Texte à lire.
--------------------------------------------------

Ces textes sont des extraits de conversations, échanges, réflexions de Roland, recueillies par Bernard sur trois décennies. Elles permettent le mieux saisir la personnalité de l’artiste.

1991 – Philosophe en maçonnerie

Sur l’échafaudage, Roland.

Roland exerce le métier de philosophe en maçonnerie. Ce diplôme n’est pas reconnu. Quand il arrive sur le chantier vers 10h il dit : « je cherchais des vers pour mon geai » en guise de bonjour. Il ne court pas après le client d’ailleurs Roland ne court jamais. Celui qui me cherche il faut qu’il me trouve, car il n’a pas le téléphone, mais on le trouve au cimetière où il fait les caveaux. Les caveaux, cette philosophie au pas tranquille, vient peut-être de là. 

Roland exerce le métier de chevalier en maçonnerie. Il aime la pierre au point de la sculpter à ses moments perdus… Perdus pour les chantiers en attente. Aimer le granit, c’est bien le moins que puisse aimer un maçon de creuse, mais par les temps bétons et barbares qui courent, cet amour de la belle ouvrage est le combat de la truelle contre le traître, du Bien contre Bouygues. Roland dit : « le parpaing, c’est le déshonneur du maçon ».

1995, 31 juillet – Ça, c’est de la pierre

Roland, renonçant à ses titres nobiliaires – du Mont-de-Sardent -, fait humblement suivre son nom d’un expéditif « maçon » sur la page de cahier qui lui tient lieu de papier à en-tête. Par cet épithète définitivement roturier, il avoue avoir sombré dans le vulgaire parpaing et la brique tout à fait creuse. Mais sang bleu ne saurait mentir ; au royaume de Maçonnerie, Roland est roi. La truelle est son sceptre, l’échafaudage son trône.

--------------------------------------------------

Lignes extraites.
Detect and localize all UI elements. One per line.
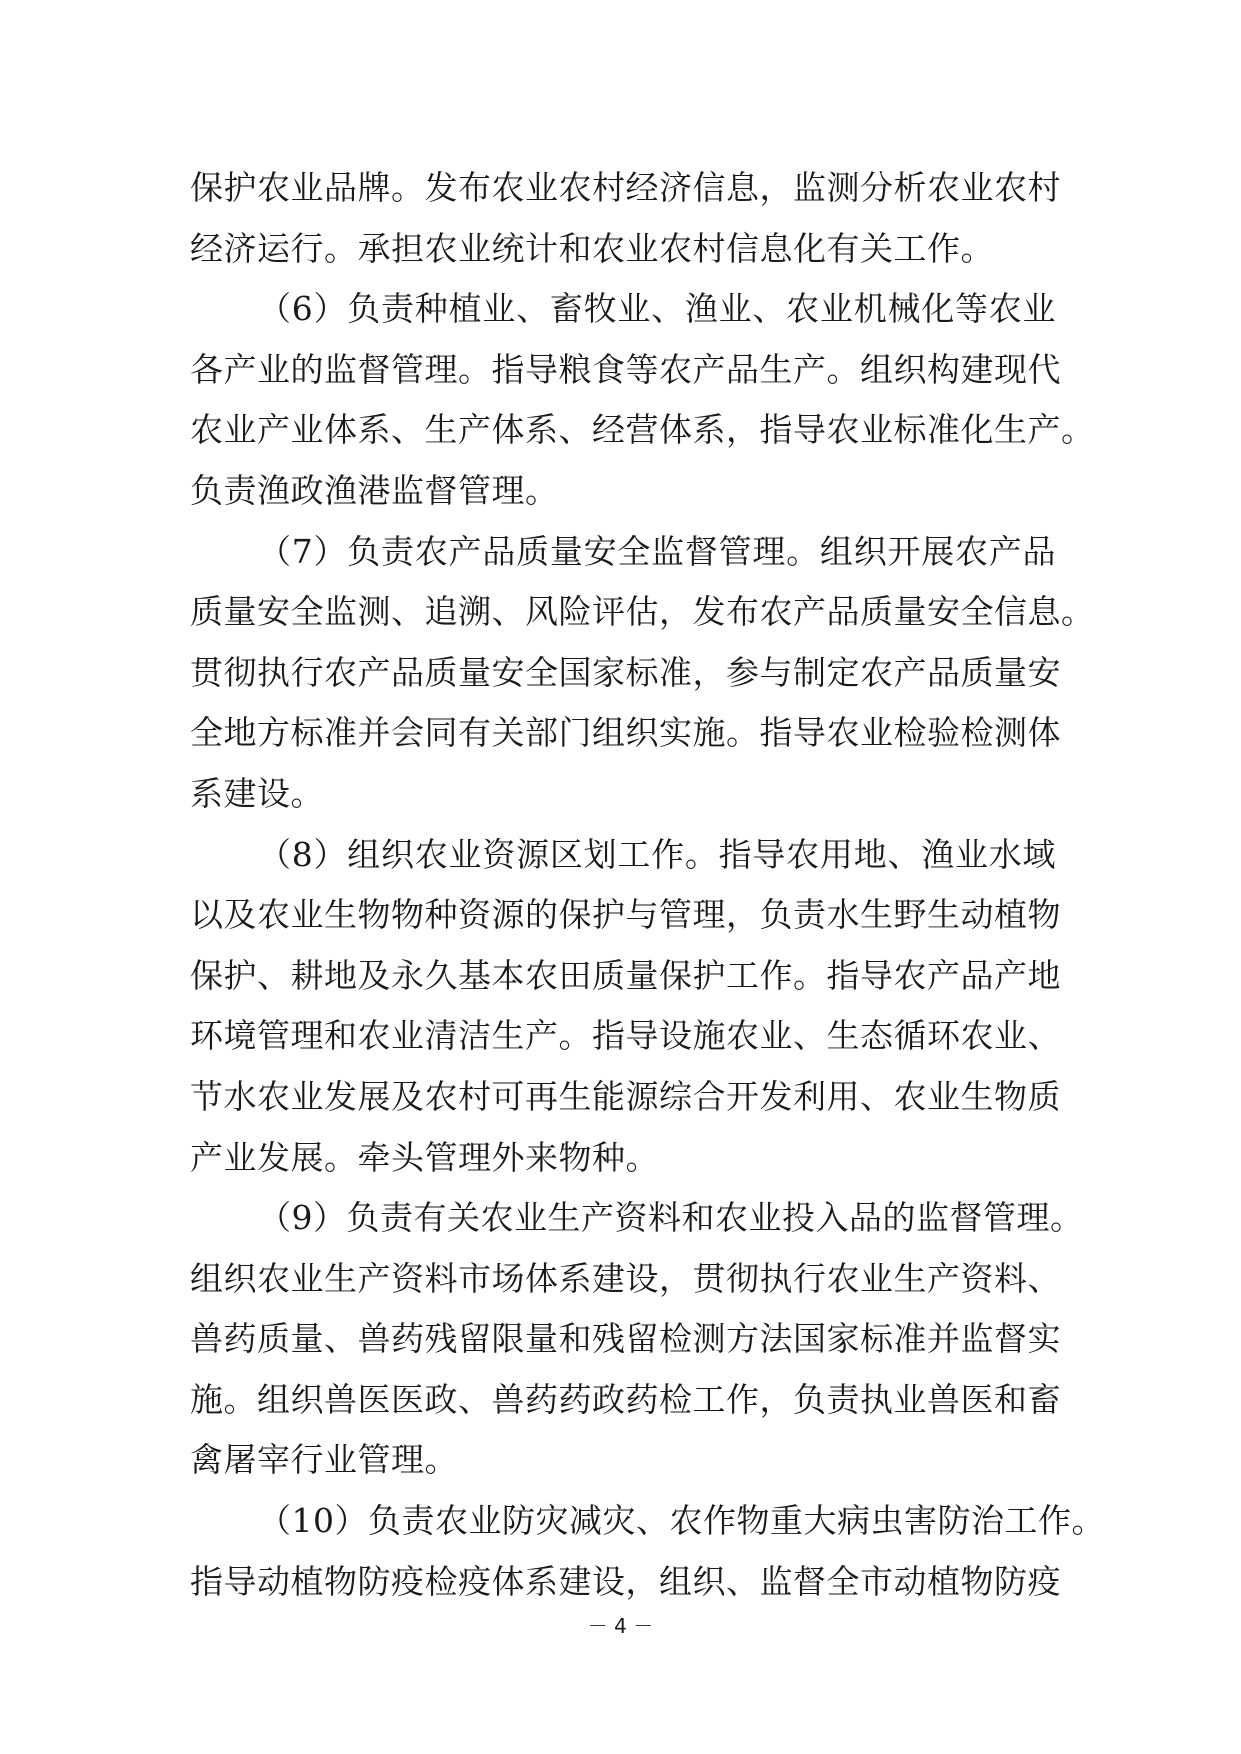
text-line: 各产业的监督管理。指导粮食等农产品生产。组织构建现代 — [190, 349, 1061, 389]
paragraph-first-line: （6）负责种植业、畜牧业、渔业、农业机械化等农业 — [258, 289, 1056, 329]
text-line: 禽屠宰行业管理。 — [190, 1440, 458, 1480]
text-line: 负责渔政渔港监督管理。 — [190, 470, 559, 510]
text-line: 兽药质量、兽药残留限量和残留检测方法国家标准并监督实 — [190, 1319, 1061, 1359]
paragraph-first-line: （7）负责农产品质量安全监督管理。组织开展农产品 — [258, 531, 1056, 571]
text-line: 贯彻执行农产品质量安全国家标准，参与制定农产品质量安 — [190, 652, 1061, 692]
paragraph-first-line: （8）组织农业资源区划工作。指导农用地、渔业水域 — [258, 834, 1056, 874]
text-line: 节水农业发展及农村可再生能源综合开发利用、农业生物质 — [190, 1076, 1061, 1116]
text-line: 产业发展。牵头管理外来物种。 — [190, 1137, 659, 1177]
paragraph-first-line: （9）负责有关农业生产资料和农业投入品的监督管理。 — [258, 1198, 1084, 1238]
document-body — [190, 158, 1105, 1612]
text-line: 经济运行。承担农业统计和农业农村信息化有关工作。 — [190, 228, 994, 268]
text-line: 农业产业体系、生产体系、经营体系，指导农业标准化生产。 — [190, 410, 1095, 450]
text-line: 保护、耕地及永久基本农田质量保护工作。指导农产品产地 — [190, 955, 1061, 995]
text-line: 保护农业品牌。发布农业农村经济信息，监测分析农业农村 — [190, 168, 1061, 207]
text-line: 指导动植物防疫检疫体系建设，组织、监督全市动植物防疫 — [190, 1561, 1061, 1601]
page-number: － 4 － — [587, 1614, 654, 1638]
paragraph-first-line: （10）负责农业防灾减灾、农作物重大病虫害防治工作。 — [258, 1501, 1105, 1541]
text-line: 质量安全监测、追溯、风险评估，发布农产品质量安全信息。 — [190, 592, 1095, 632]
text-line: 组织农业生产资料市场体系建设，贯彻执行农业生产资料、 — [190, 1258, 1061, 1298]
text-line: 环境管理和农业清洁生产。指导设施农业、生态循环农业、 — [190, 1016, 1061, 1056]
text-line: 施。组织兽医医政、兽药药政药检工作，负责执业兽医和畜 — [190, 1379, 1061, 1419]
text-line: 全地方标准并会同有关部门组织实施。指导农业检验检测体 — [190, 713, 1061, 753]
text-line: 以及农业生物物种资源的保护与管理，负责水生野生动植物 — [190, 895, 1061, 935]
text-line: 系建设。 — [190, 773, 324, 813]
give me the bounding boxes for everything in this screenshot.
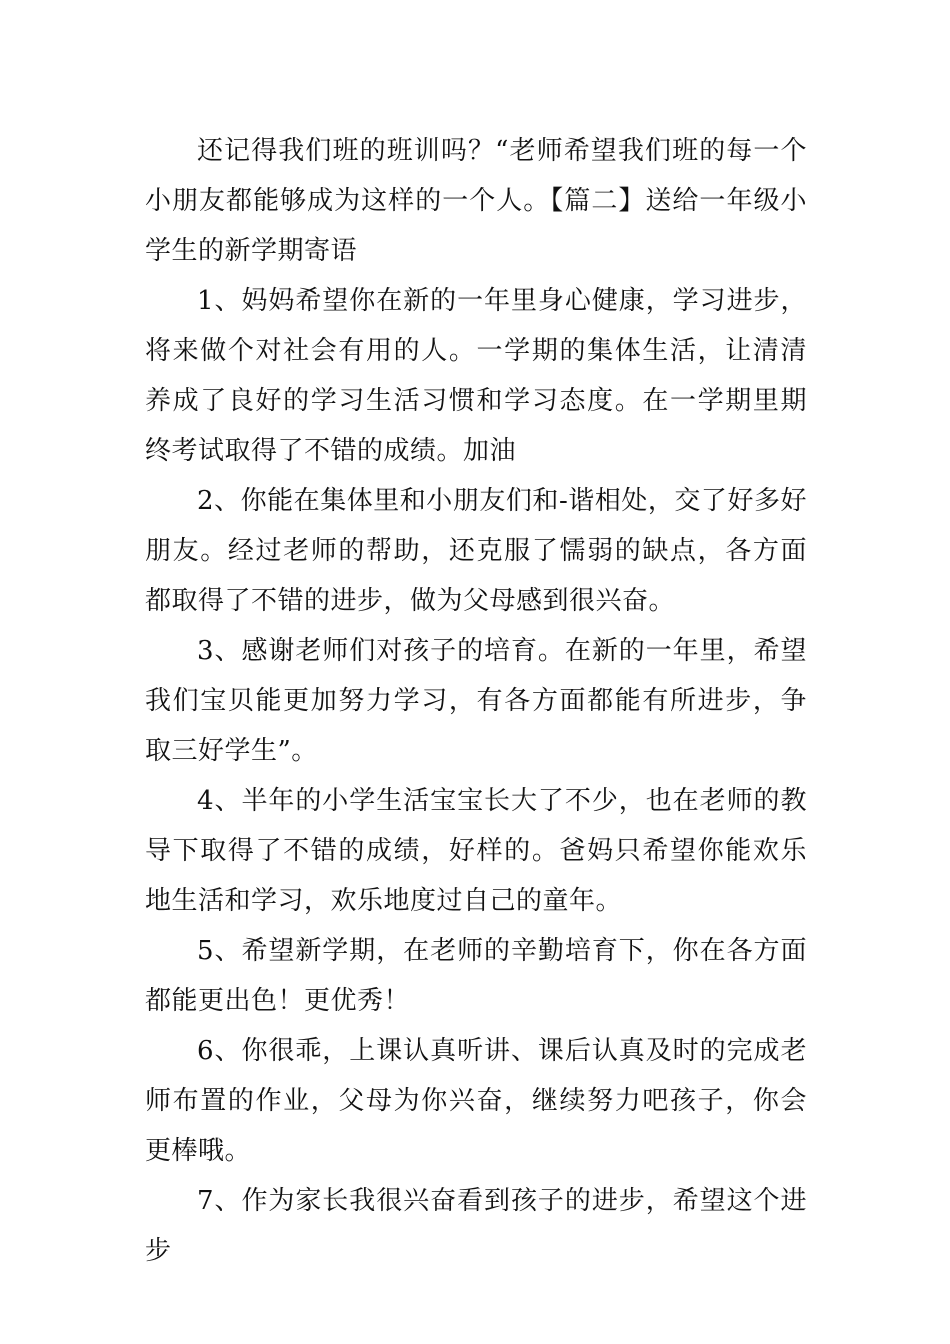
paragraph-item-7: 7、作为家长我很兴奋看到孩子的进步，希望这个进步	[145, 1186, 807, 1266]
paragraph-item-3: 3、感谢老师们对孩子的培育。在新的一年里，希望我们宝贝能更加努力学习，有各方面都能有所进步，争取三好学生”。	[145, 636, 807, 766]
paragraph-item-5: 5、希望新学期，在老师的辛勤培育下，你在各方面都能更出色！更优秀！	[145, 936, 807, 1016]
paragraph-item-4: 4、半年的小学生活宝宝长大了不少，也在老师的教导下取得了不错的成绩，好样的。爸妈只希望你能欢乐地生活和学习，欢乐地度过自己的童年。	[145, 786, 807, 916]
paragraph-item-1: 1、妈妈希望你在新的一年里身心健康，学习进步，将来做个对社会有用的人。一学期的集体生活，让清清养成了良好的学习生活习惯和学习态度。在一学期里期终考试取得了不错的成绩。加油	[145, 286, 807, 466]
paragraph-item-2: 2、你能在集体里和小朋友们和-谐相处，交了好多好朋友。经过老师的帮助，还克服了懦弱的缺点，各方面都取得了不错的进步，做为父母感到很兴奋。	[145, 486, 807, 616]
paragraph-intro: 还记得我们班的班训吗？“老师希望我们班的每一个小朋友都能够成为这样的一个人。【篇二】送给一年级小学生的新学期寄语	[145, 136, 807, 266]
paragraph-item-6: 6、你很乖，上课认真听讲、课后认真及时的完成老师布置的作业，父母为你兴奋，继续努力吧孩子，你会更棒哦。	[145, 1036, 807, 1166]
document-body	[145, 126, 807, 1276]
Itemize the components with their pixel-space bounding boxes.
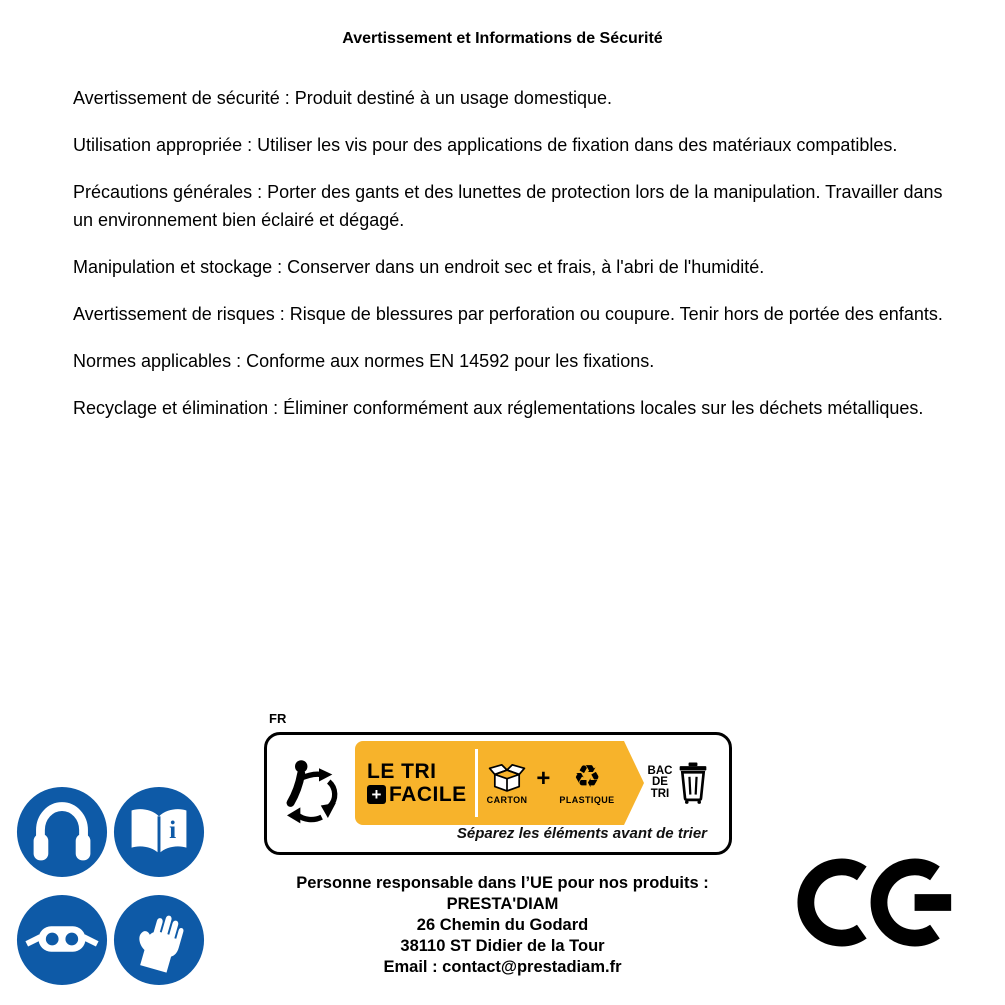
- city-address: 38110 ST Didier de la Tour: [400, 937, 605, 955]
- ear-protection-icon: [15, 785, 109, 879]
- plastique-label: PLASTIQUE: [559, 795, 615, 805]
- svg-text:i: i: [169, 814, 177, 844]
- paragraph-handling-storage: Manipulation et stockage : Conserver dans un endroit sec et frais, à l'abri de l'humidité.: [73, 257, 765, 277]
- infotri-band: [355, 741, 721, 825]
- safety-paragraphs: [73, 84, 967, 441]
- infotri-caption: Séparez les éléments avant de trier: [456, 825, 707, 842]
- sorting-band: [355, 741, 624, 825]
- carton-box-icon: [487, 761, 527, 793]
- responsible-person-line: Personne responsable dans l’UE pour nos produits :: [296, 874, 709, 892]
- material-carton: [478, 761, 537, 805]
- bac-de-tri: [644, 741, 710, 825]
- paragraph-general-precautions: Précautions générales : Porter des gants et des lunettes de protection lors de la manipulation. Travailler dans un environnement bien éclairé et dégagé.: [73, 182, 943, 230]
- carton-label: CARTON: [486, 795, 528, 805]
- infotri-logo: [264, 732, 732, 855]
- recycling-triangle-icon: ♻: [573, 759, 601, 795]
- paragraph-recycling: Recyclage et élimination : Éliminer conformément aux réglementations locales sur les déchets métalliques.: [73, 398, 924, 418]
- company-name: PRESTA'DIAM: [446, 895, 559, 913]
- paragraph-risk-warning: Avertissement de risques : Risque de blessures par perforation ou coupure. Tenir hors de portée des enfants.: [73, 304, 943, 324]
- le-tri-facile: [355, 760, 475, 806]
- plus-separator: +: [536, 765, 551, 792]
- material-plastique: [550, 761, 623, 805]
- le-tri-label: LE TRI: [367, 760, 437, 783]
- infotri-content: [355, 735, 729, 852]
- triman-icon: [267, 735, 355, 852]
- recycling-bin-icon: [677, 760, 709, 806]
- read-manual-icon: [112, 785, 206, 879]
- paragraph-appropriate-use: Utilisation appropriée : Utiliser les vis pour des applications de fixation dans des matériaux compatibles.: [73, 135, 898, 155]
- band-arrow-tip: [624, 741, 644, 825]
- fr-label: FR: [269, 711, 287, 726]
- street-address: 26 Chemin du Godard: [416, 916, 589, 934]
- facile-label: FACILE: [389, 783, 467, 806]
- paragraph-safety-warning: Avertissement de sécurité : Produit destiné à un usage domestique.: [73, 88, 612, 108]
- plus-box-icon: +: [367, 785, 386, 804]
- bac-de-tri-label: BAC DE TRI: [647, 764, 673, 800]
- paragraph-standards: Normes applicables : Conforme aux normes EN 14592 pour les fixations.: [73, 351, 655, 371]
- page-title: Avertissement et Informations de Sécurité: [342, 30, 663, 47]
- ce-marking-icon: [796, 853, 964, 957]
- contact-email: Email : contact@prestadiam.fr: [383, 958, 622, 976]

--------------------------------------------------

Travail demandé.
A. Relevez tous les matériaux de construction nommés dans le texte à lire.
B. Recopiez le passage du texte à lire situé entre « Ces textes sont » et « Sur l’échafaudage, Roland. », ces deux segments compris.

Corrigés.
A.
- la pierre
- le granit
- le parpaing
- la brique

B.
Ces textes sont des extraits de conversations, échanges, réflexions de Roland, recueillies par Bernard sur trois décennies. Elles permettent le mieux saisir la personnalité de l’artiste.

1991 – Philosophe en maçonnerie

Sur l’échafaudage, Roland.